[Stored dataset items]
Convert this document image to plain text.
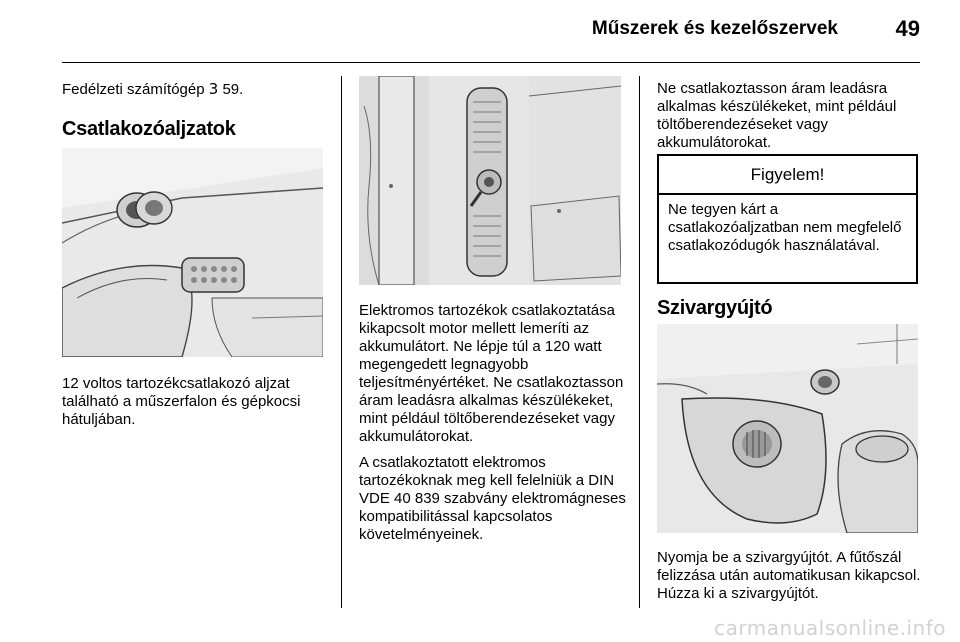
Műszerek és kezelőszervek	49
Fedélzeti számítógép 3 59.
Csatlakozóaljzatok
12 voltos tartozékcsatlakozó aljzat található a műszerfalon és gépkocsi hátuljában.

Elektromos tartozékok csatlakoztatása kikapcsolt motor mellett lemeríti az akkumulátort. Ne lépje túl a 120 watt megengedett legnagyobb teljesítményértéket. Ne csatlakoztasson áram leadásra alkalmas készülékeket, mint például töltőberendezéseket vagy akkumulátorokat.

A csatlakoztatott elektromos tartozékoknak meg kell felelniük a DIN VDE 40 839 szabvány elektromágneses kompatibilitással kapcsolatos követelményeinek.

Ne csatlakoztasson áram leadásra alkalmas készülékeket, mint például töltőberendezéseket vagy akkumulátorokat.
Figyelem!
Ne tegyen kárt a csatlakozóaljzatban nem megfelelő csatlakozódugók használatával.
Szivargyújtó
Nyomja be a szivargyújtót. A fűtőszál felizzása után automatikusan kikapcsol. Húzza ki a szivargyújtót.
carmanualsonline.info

--

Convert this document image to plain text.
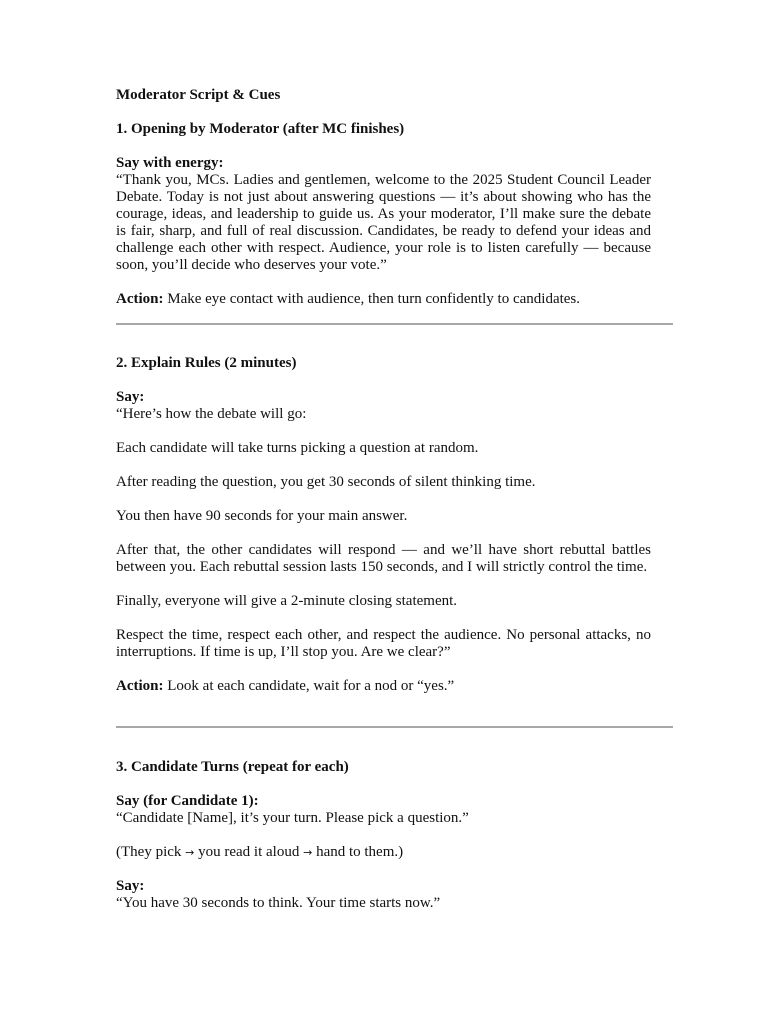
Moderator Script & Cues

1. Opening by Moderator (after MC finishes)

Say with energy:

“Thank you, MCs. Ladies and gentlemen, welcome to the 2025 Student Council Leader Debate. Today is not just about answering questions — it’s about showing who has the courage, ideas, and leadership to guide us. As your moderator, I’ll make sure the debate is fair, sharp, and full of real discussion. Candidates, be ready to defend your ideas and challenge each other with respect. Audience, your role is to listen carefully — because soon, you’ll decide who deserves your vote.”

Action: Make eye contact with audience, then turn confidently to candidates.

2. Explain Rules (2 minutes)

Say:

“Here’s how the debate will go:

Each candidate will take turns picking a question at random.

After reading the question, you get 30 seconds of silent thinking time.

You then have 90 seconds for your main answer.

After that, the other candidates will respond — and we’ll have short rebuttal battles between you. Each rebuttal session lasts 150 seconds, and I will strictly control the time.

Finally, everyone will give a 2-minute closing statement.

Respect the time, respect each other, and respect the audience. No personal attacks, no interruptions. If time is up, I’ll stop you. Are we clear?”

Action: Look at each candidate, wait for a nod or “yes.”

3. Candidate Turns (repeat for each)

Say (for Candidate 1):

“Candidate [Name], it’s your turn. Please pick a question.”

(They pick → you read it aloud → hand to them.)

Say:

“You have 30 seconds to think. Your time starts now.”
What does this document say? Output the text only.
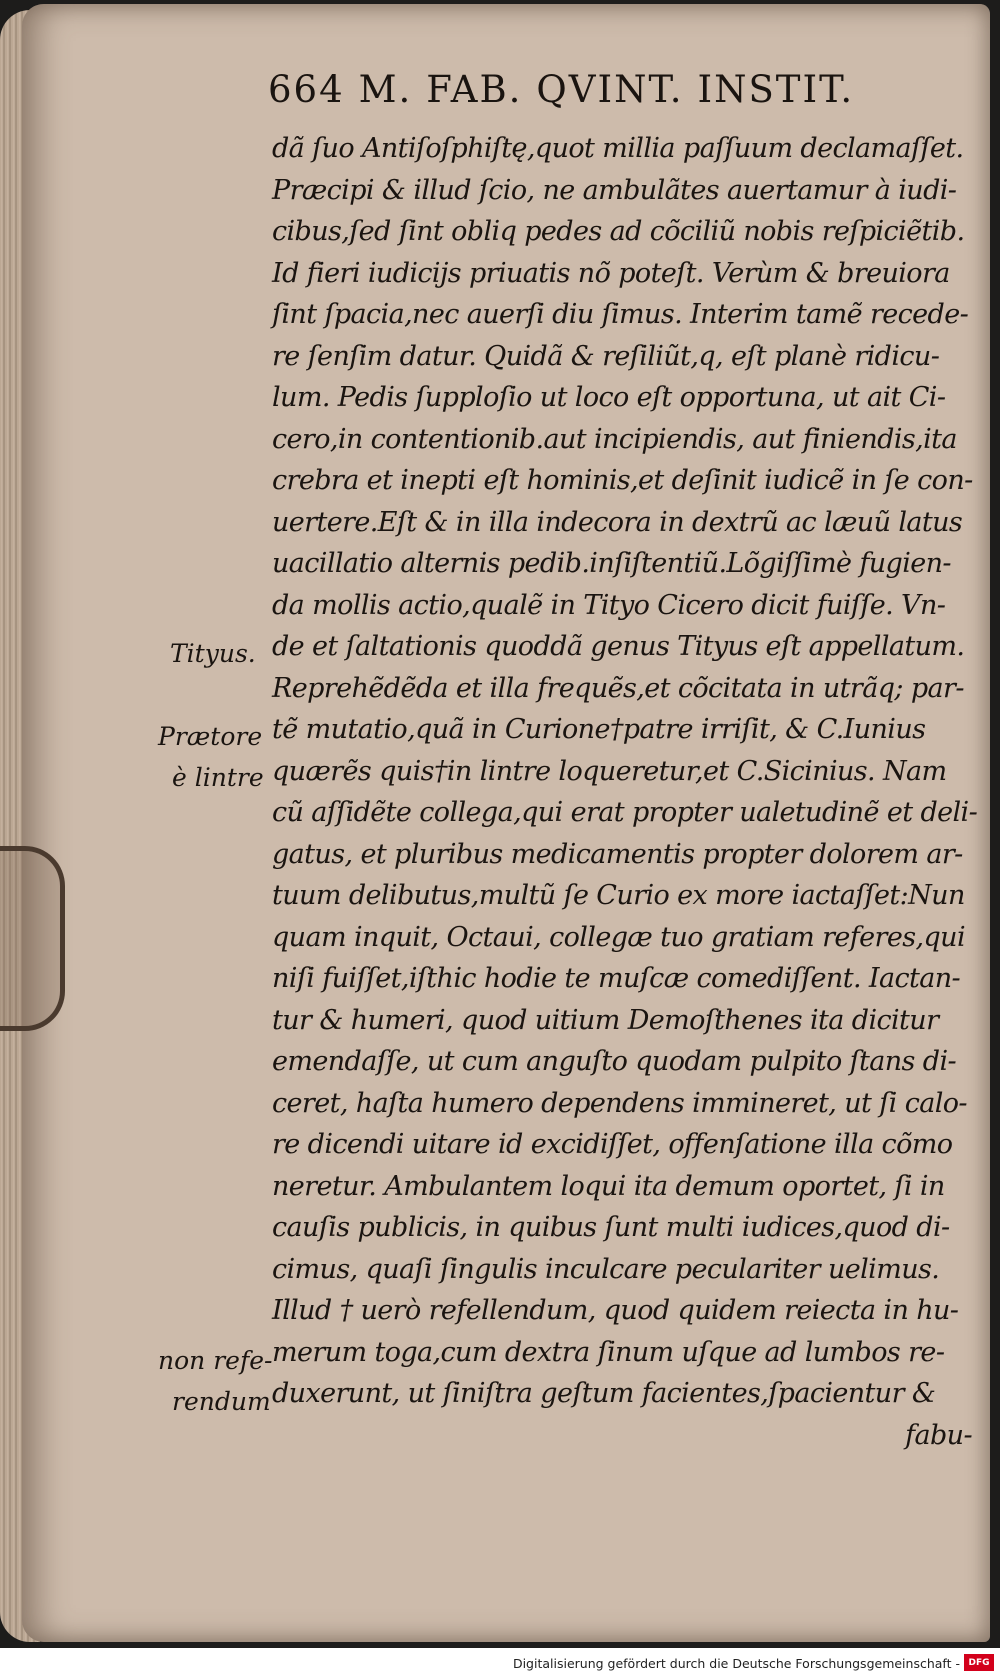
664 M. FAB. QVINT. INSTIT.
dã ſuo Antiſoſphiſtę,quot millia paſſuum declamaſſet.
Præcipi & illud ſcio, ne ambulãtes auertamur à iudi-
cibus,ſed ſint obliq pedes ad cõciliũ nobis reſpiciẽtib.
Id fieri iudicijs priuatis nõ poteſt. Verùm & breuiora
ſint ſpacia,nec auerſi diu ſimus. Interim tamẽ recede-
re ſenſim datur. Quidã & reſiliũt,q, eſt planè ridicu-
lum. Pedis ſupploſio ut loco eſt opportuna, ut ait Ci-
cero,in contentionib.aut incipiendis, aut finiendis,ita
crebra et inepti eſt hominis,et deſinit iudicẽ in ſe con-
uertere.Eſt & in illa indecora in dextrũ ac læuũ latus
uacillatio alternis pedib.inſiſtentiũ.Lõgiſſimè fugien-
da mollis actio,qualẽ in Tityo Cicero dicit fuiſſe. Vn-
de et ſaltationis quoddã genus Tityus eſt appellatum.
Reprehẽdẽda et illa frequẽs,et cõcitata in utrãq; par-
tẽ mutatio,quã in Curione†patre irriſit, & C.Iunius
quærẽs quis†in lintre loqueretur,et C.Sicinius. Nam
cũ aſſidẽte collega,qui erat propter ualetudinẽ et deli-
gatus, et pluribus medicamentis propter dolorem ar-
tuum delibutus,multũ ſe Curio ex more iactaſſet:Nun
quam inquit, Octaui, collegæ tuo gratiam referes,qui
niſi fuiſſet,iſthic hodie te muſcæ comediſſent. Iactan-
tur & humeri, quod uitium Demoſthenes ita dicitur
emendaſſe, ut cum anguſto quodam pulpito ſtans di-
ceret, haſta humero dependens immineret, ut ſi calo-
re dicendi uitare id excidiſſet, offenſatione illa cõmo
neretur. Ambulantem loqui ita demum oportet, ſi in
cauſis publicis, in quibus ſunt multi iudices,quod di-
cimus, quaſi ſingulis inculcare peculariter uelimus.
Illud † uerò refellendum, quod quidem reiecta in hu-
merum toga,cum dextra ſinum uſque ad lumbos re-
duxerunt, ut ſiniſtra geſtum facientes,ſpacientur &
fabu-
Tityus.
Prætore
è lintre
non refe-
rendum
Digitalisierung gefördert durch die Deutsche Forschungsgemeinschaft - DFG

==

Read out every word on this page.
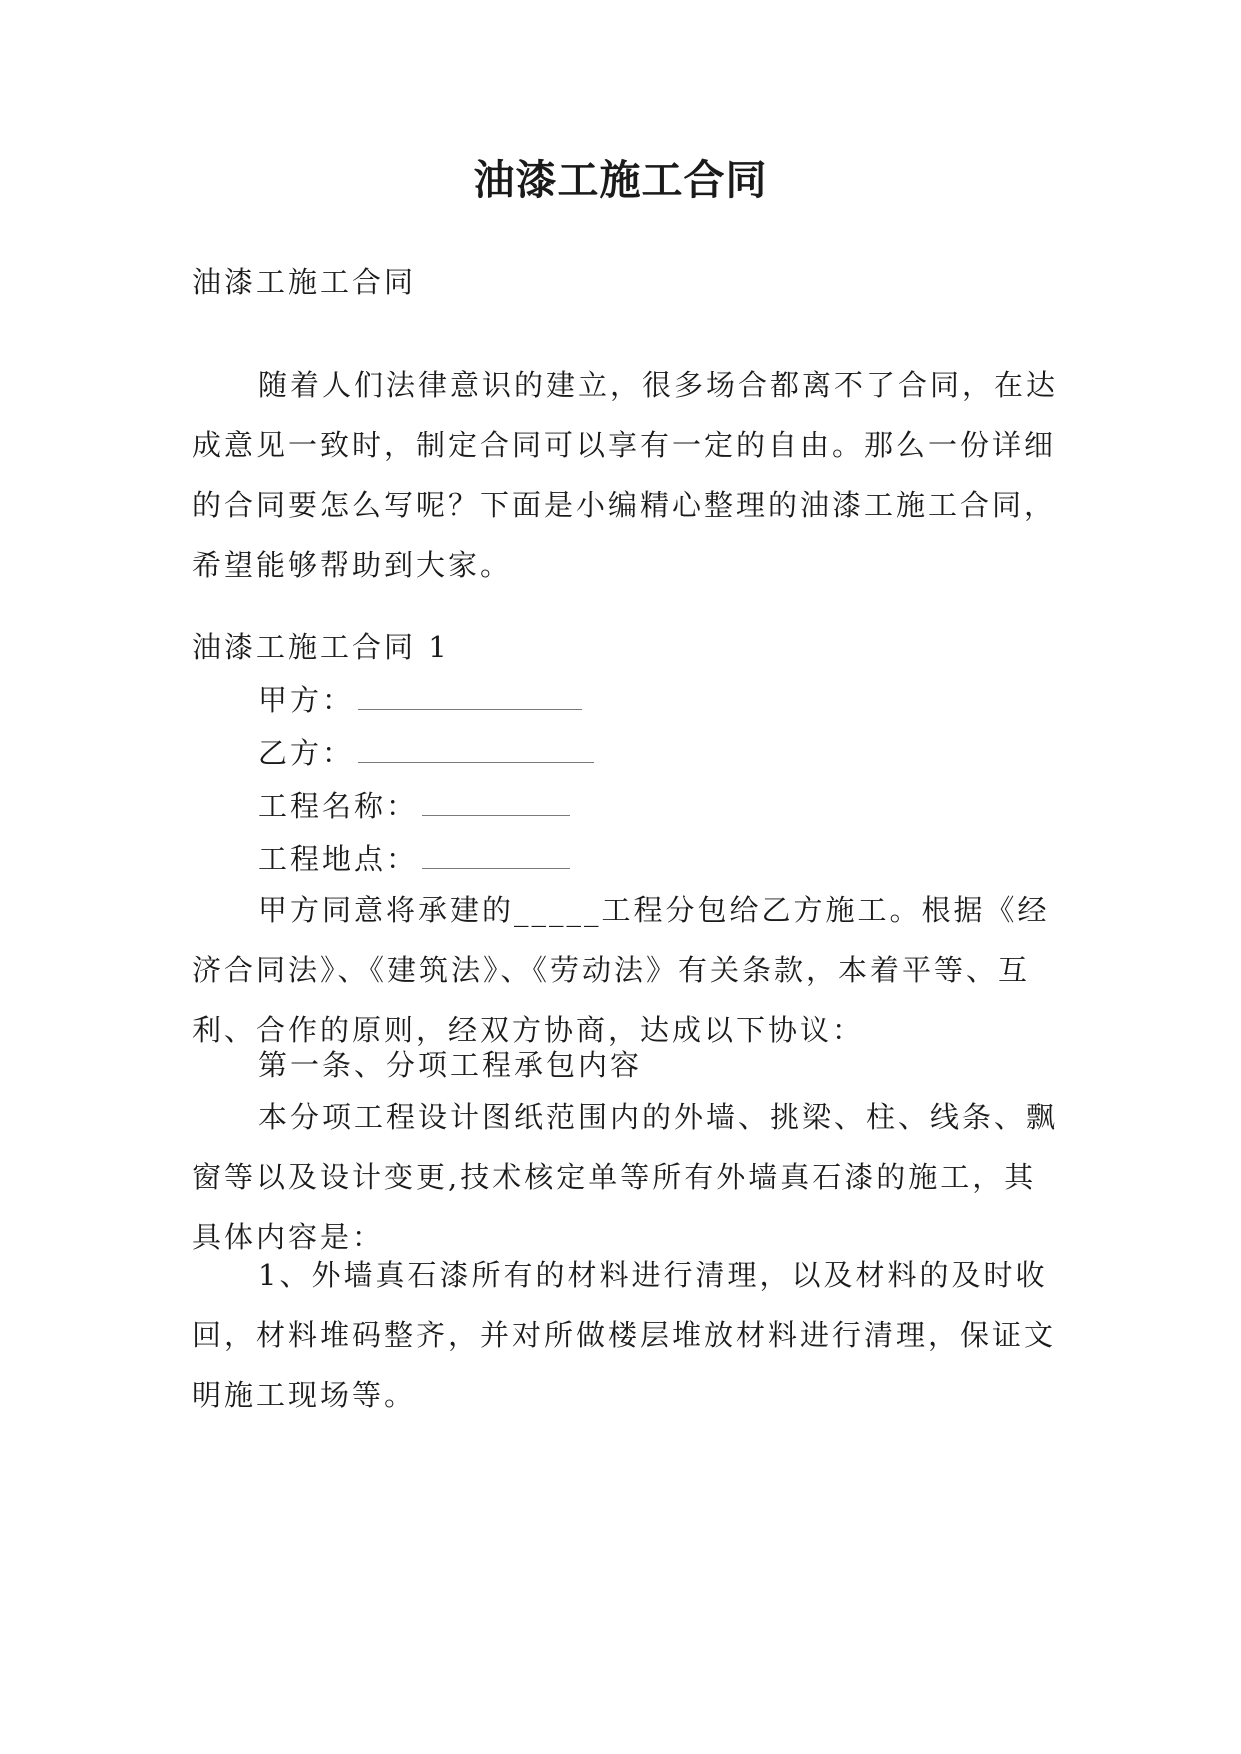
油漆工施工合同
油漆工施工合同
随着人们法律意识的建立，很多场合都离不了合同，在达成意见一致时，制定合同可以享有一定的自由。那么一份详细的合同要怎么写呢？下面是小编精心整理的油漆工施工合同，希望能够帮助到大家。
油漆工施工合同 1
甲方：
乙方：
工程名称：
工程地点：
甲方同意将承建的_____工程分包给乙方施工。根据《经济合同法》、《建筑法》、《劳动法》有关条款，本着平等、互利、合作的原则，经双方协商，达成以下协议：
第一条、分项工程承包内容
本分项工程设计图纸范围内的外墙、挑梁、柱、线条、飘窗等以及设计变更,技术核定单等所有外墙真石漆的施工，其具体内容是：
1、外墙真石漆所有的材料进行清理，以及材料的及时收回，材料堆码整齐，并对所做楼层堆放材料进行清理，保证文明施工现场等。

[WHAT IS EXPECTED]: List the lines of the entries that include "time".

[RESPONSE TO THIS TASK]:
After reading the question, you get 30 seconds of silent thinking time.
After that, the other candidates will respond — and we’ll have short rebuttal battles between you. Each rebuttal session lasts 150 seconds, and I will strictly control the time.
Respect the time, respect each other, and respect the audience. No personal attacks, no interruptions. If time is up, I’ll stop you. Are we clear?”
“You have 30 seconds to think. Your time starts now.”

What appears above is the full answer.